##### RECORDS TO PROCESS
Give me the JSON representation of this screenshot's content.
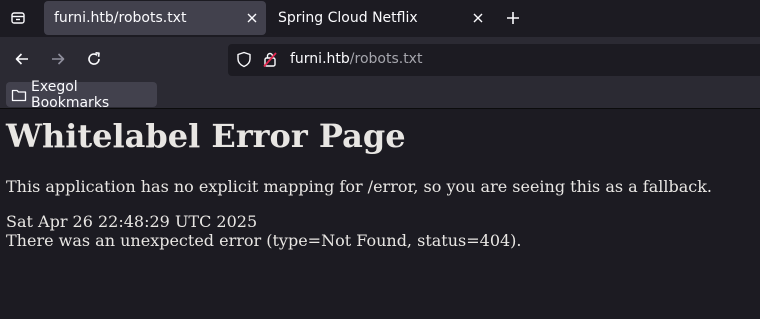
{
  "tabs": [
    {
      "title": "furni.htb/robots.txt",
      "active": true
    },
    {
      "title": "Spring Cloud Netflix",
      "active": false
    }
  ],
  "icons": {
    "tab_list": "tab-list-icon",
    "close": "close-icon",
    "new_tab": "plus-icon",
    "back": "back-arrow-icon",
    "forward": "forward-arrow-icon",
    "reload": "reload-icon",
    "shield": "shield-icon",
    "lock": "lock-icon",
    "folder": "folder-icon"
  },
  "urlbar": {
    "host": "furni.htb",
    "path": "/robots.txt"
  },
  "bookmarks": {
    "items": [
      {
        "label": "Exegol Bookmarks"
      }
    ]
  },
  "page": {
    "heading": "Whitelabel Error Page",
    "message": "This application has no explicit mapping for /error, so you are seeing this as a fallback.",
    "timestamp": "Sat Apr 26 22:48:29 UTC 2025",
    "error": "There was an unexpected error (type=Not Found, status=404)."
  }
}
##########
PROBLEM: Write out each entry exactly as given, omitting any picture.

IN RESPONSE:
Give me the JSON representation of this screenshot's content.
{
  "tabs": [
    {
      "title": "furni.htb/robots.txt",
      "active": true
    },
    {
      "title": "Spring Cloud Netflix",
      "active": false
    }
  ],
  "icons": {
    "tab_list": "tab-list-icon",
    "close": "close-icon",
    "new_tab": "plus-icon",
    "back": "back-arrow-icon",
    "forward": "forward-arrow-icon",
    "reload": "reload-icon",
    "shield": "shield-icon",
    "lock": "lock-icon",
    "folder": "folder-icon"
  },
  "urlbar": {
    "host": "furni.htb",
    "path": "/robots.txt"
  },
  "bookmarks": {
    "items": [
      {
        "label": "Exegol Bookmarks"
      }
    ]
  },
  "page": {
    "heading": "Whitelabel Error Page",
    "message": "This application has no explicit mapping for /error, so you are seeing this as a fallback.",
    "timestamp": "Sat Apr 26 22:48:29 UTC 2025",
    "error": "There was an unexpected error (type=Not Found, status=404)."
  }
}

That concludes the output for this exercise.